Figure dataset records:
*-*-*
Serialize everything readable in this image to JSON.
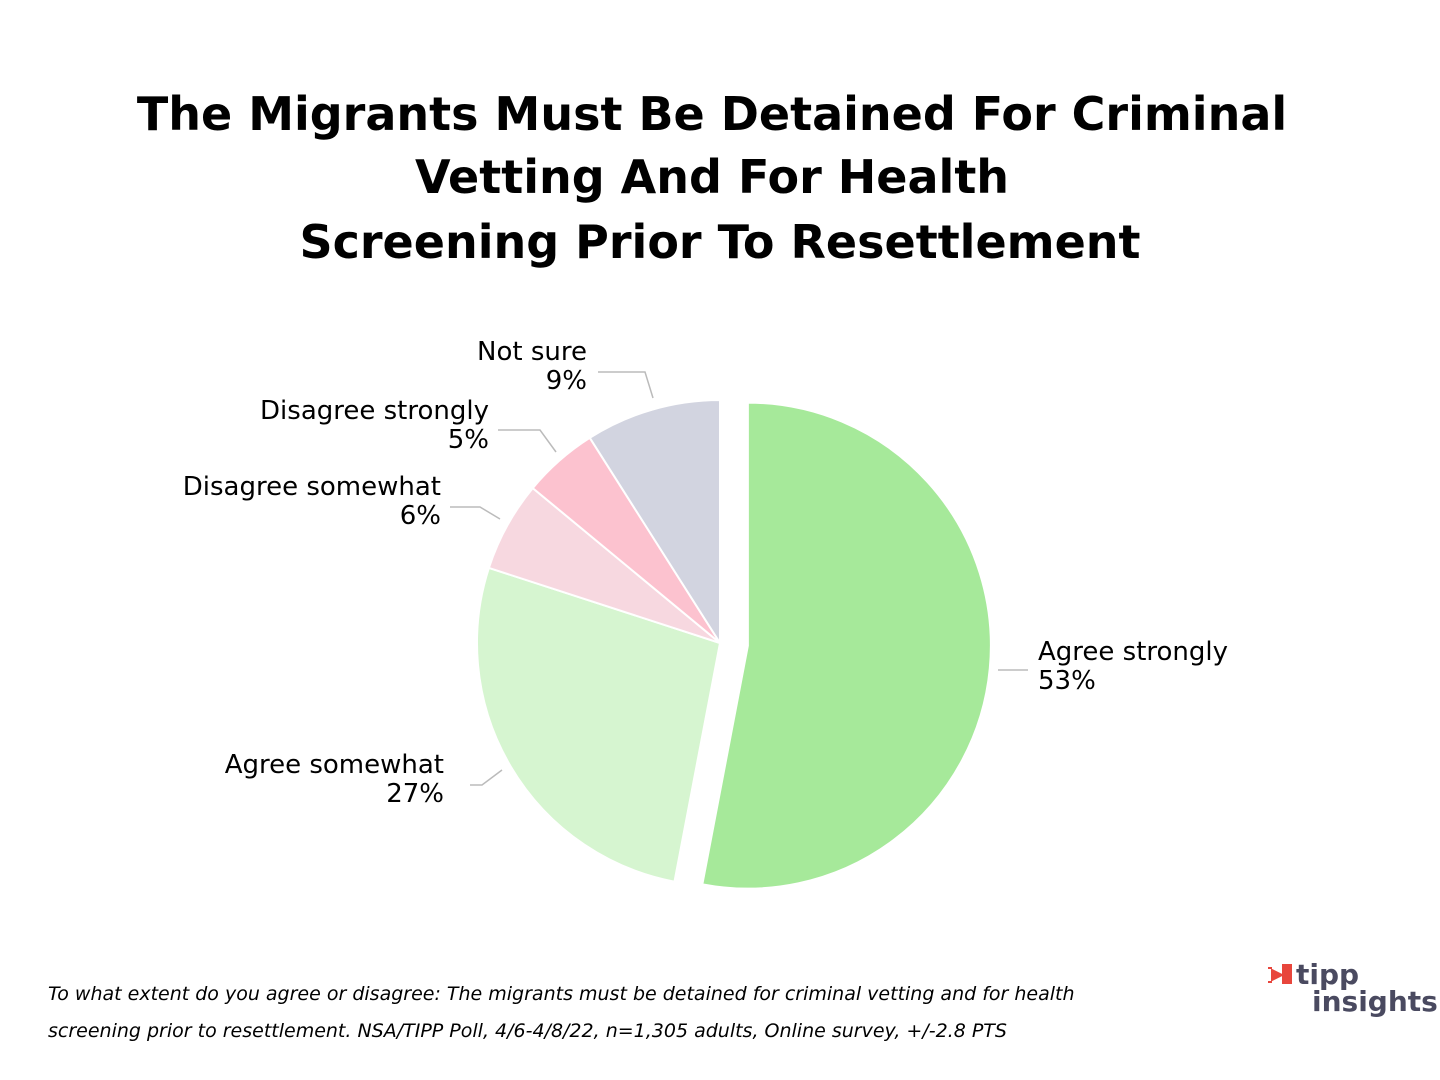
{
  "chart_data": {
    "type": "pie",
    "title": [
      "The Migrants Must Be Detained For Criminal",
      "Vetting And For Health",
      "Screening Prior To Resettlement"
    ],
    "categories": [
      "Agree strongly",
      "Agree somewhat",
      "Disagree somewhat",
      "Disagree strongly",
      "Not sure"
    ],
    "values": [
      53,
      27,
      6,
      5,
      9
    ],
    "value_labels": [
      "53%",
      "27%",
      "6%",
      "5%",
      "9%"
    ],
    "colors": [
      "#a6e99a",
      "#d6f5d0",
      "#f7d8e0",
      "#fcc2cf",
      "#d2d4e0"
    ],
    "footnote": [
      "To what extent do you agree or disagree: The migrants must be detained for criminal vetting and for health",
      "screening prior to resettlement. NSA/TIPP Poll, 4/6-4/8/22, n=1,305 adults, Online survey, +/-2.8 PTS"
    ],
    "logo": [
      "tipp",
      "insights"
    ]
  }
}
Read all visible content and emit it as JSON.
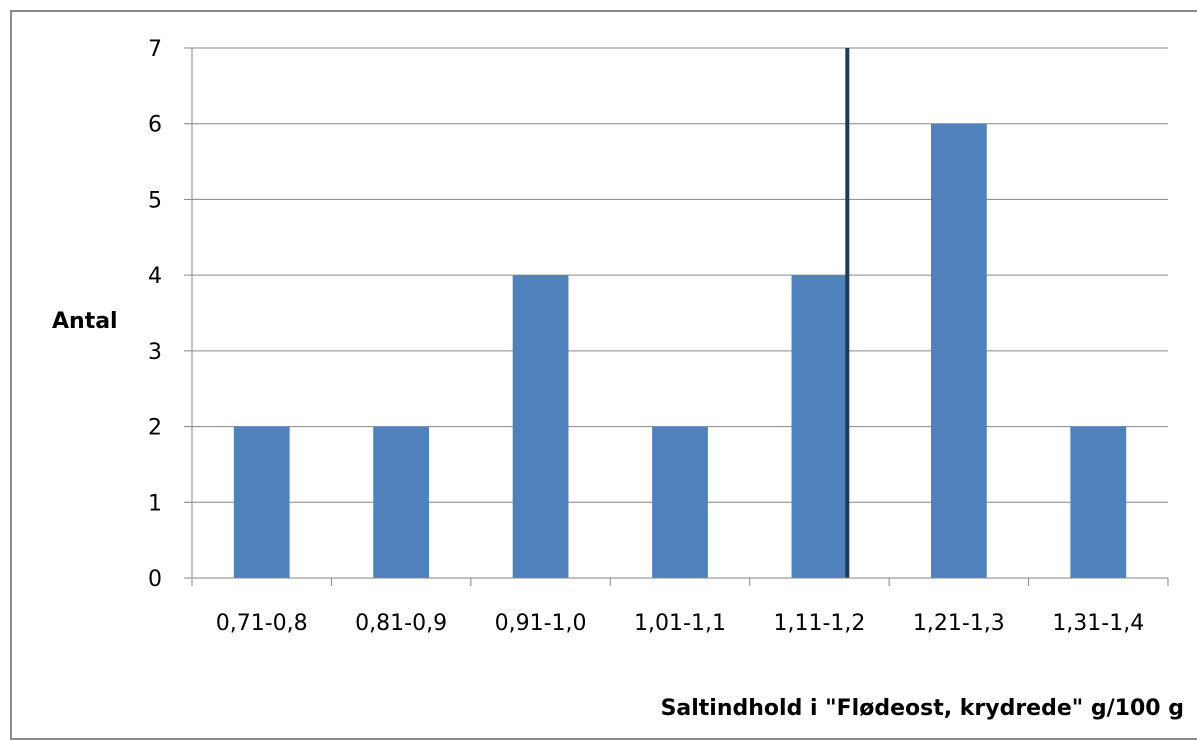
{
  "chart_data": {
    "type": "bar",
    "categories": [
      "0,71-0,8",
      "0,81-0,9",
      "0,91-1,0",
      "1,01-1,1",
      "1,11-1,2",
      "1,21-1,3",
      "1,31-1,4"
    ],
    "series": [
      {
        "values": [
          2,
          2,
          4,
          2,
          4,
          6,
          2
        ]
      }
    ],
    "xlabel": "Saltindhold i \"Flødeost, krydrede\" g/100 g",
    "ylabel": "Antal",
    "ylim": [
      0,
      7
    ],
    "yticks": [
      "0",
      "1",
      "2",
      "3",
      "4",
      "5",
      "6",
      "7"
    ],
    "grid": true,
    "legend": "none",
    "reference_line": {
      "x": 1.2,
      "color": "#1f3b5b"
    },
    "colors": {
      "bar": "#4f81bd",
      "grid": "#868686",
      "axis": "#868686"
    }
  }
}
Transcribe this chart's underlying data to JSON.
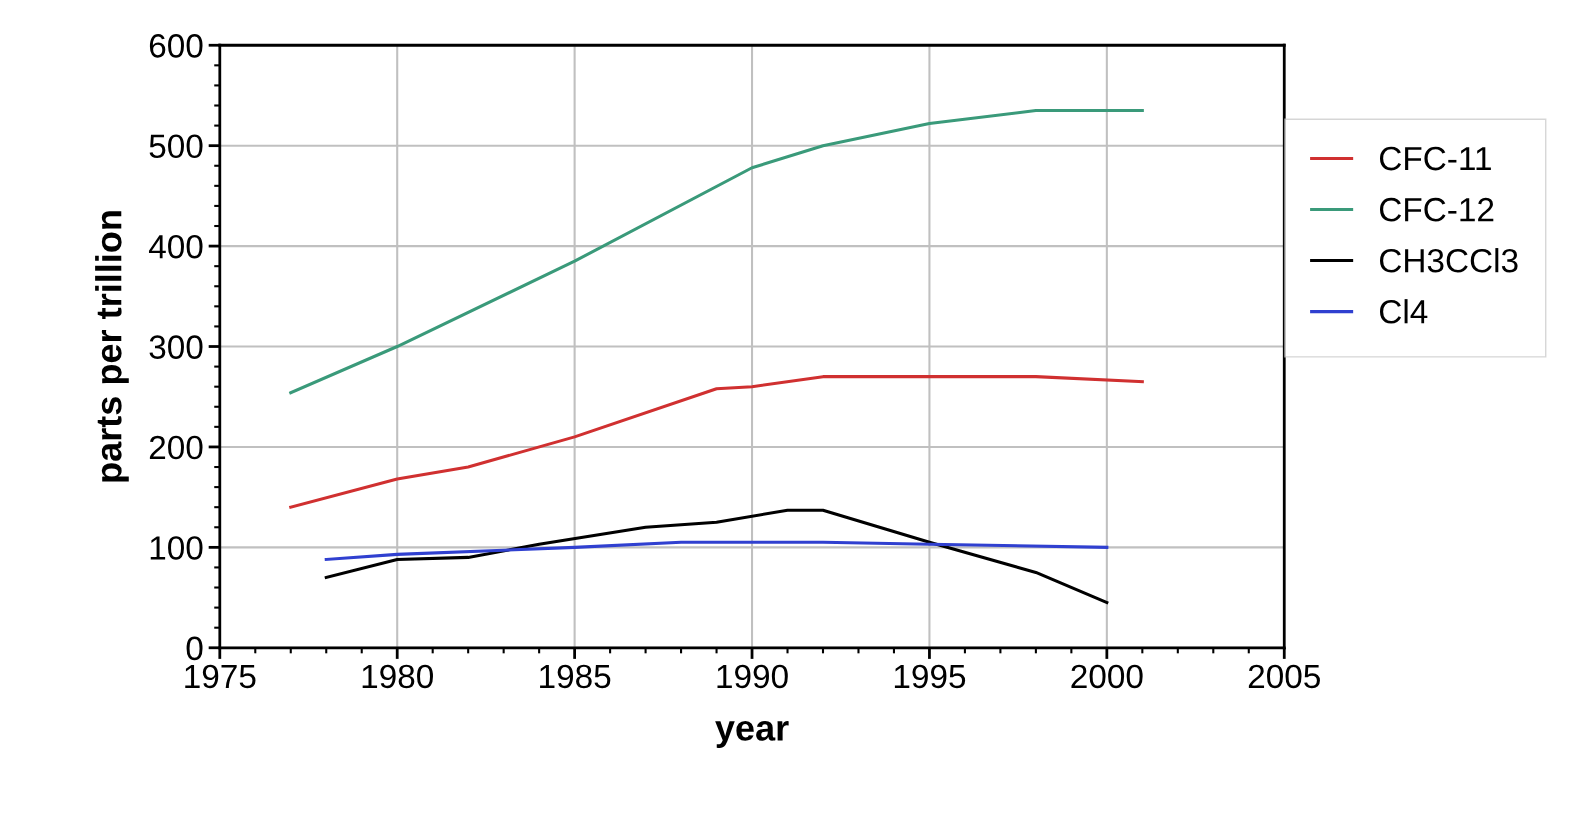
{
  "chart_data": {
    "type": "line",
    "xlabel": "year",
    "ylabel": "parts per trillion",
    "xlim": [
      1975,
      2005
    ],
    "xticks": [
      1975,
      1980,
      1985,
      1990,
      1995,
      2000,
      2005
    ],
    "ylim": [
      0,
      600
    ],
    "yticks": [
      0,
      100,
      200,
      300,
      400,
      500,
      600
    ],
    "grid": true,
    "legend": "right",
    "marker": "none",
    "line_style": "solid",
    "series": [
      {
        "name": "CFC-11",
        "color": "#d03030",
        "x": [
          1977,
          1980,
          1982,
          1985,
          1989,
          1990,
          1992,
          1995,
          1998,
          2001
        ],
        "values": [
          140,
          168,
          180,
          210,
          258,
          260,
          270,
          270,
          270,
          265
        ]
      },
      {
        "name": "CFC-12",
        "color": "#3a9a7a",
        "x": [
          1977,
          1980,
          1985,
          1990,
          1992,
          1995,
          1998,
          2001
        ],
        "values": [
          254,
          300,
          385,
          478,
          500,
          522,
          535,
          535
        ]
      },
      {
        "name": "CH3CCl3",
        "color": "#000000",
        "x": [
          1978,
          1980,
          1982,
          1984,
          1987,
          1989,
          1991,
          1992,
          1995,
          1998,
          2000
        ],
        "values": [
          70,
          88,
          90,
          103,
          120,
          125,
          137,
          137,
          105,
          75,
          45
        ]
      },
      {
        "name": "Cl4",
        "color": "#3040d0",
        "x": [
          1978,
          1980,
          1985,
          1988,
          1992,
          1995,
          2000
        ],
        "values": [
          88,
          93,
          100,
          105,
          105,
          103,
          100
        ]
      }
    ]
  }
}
*-*-*
SHORT PROBLEM
Pictures excluded, quote all the data above exactly.

FINISHED ANSWER
Serialize everything readable in this image to JSON.
{
  "chart_data": {
    "type": "pie",
    "title": [
      "The Migrants Must Be Detained For Criminal",
      "Vetting And For Health",
      "Screening Prior To Resettlement"
    ],
    "categories": [
      "Agree strongly",
      "Agree somewhat",
      "Disagree somewhat",
      "Disagree strongly",
      "Not sure"
    ],
    "values": [
      53,
      27,
      6,
      5,
      9
    ],
    "value_labels": [
      "53%",
      "27%",
      "6%",
      "5%",
      "9%"
    ],
    "colors": [
      "#a6e99a",
      "#d6f5d0",
      "#f7d8e0",
      "#fcc2cf",
      "#d2d4e0"
    ],
    "footnote": [
      "To what extent do you agree or disagree: The migrants must be detained for criminal vetting and for health",
      "screening prior to resettlement. NSA/TIPP Poll, 4/6-4/8/22, n=1,305 adults, Online survey, +/-2.8 PTS"
    ],
    "logo": [
      "tipp",
      "insights"
    ]
  }
}
Read all visible content and emit it as JSON.
{
  "chart_data": {
    "type": "bar",
    "categories": [
      "0,71-0,8",
      "0,81-0,9",
      "0,91-1,0",
      "1,01-1,1",
      "1,11-1,2",
      "1,21-1,3",
      "1,31-1,4"
    ],
    "series": [
      {
        "values": [
          2,
          2,
          4,
          2,
          4,
          6,
          2
        ]
      }
    ],
    "xlabel": "Saltindhold i \"Flødeost, krydrede\" g/100 g",
    "ylabel": "Antal",
    "ylim": [
      0,
      7
    ],
    "yticks": [
      "0",
      "1",
      "2",
      "3",
      "4",
      "5",
      "6",
      "7"
    ],
    "grid": true,
    "legend": "none",
    "reference_line": {
      "x": 1.2,
      "color": "#1f3b5b"
    },
    "colors": {
      "bar": "#4f81bd",
      "grid": "#868686",
      "axis": "#868686"
    }
  }
}
Transcribe this chart's underlying data to JSON.
{
  "chart_data": {
    "type": "line",
    "xlabel": "year",
    "ylabel": "parts per trillion",
    "xlim": [
      1975,
      2005
    ],
    "xticks": [
      1975,
      1980,
      1985,
      1990,
      1995,
      2000,
      2005
    ],
    "ylim": [
      0,
      600
    ],
    "yticks": [
      0,
      100,
      200,
      300,
      400,
      500,
      600
    ],
    "grid": true,
    "legend": "right",
    "marker": "none",
    "line_style": "solid",
    "series": [
      {
        "name": "CFC-11",
        "color": "#d03030",
        "x": [
          1977,
          1980,
          1982,
          1985,
          1989,
          1990,
          1992,
          1995,
          1998,
          2001
        ],
        "values": [
          140,
          168,
          180,
          210,
          258,
          260,
          270,
          270,
          270,
          265
        ]
      },
      {
        "name": "CFC-12",
        "color": "#3a9a7a",
        "x": [
          1977,
          1980,
          1985,
          1990,
          1992,
          1995,
          1998,
          2001
        ],
        "values": [
          254,
          300,
          385,
          478,
          500,
          522,
          535,
          535
        ]
      },
      {
        "name": "CH3CCl3",
        "color": "#000000",
        "x": [
          1978,
          1980,
          1982,
          1984,
          1987,
          1989,
          1991,
          1992,
          1995,
          1998,
          2000
        ],
        "values": [
          70,
          88,
          90,
          103,
          120,
          125,
          137,
          137,
          105,
          75,
          45
        ]
      },
      {
        "name": "Cl4",
        "color": "#3040d0",
        "x": [
          1978,
          1980,
          1985,
          1988,
          1992,
          1995,
          2000
        ],
        "values": [
          88,
          93,
          100,
          105,
          105,
          103,
          100
        ]
      }
    ]
  }
}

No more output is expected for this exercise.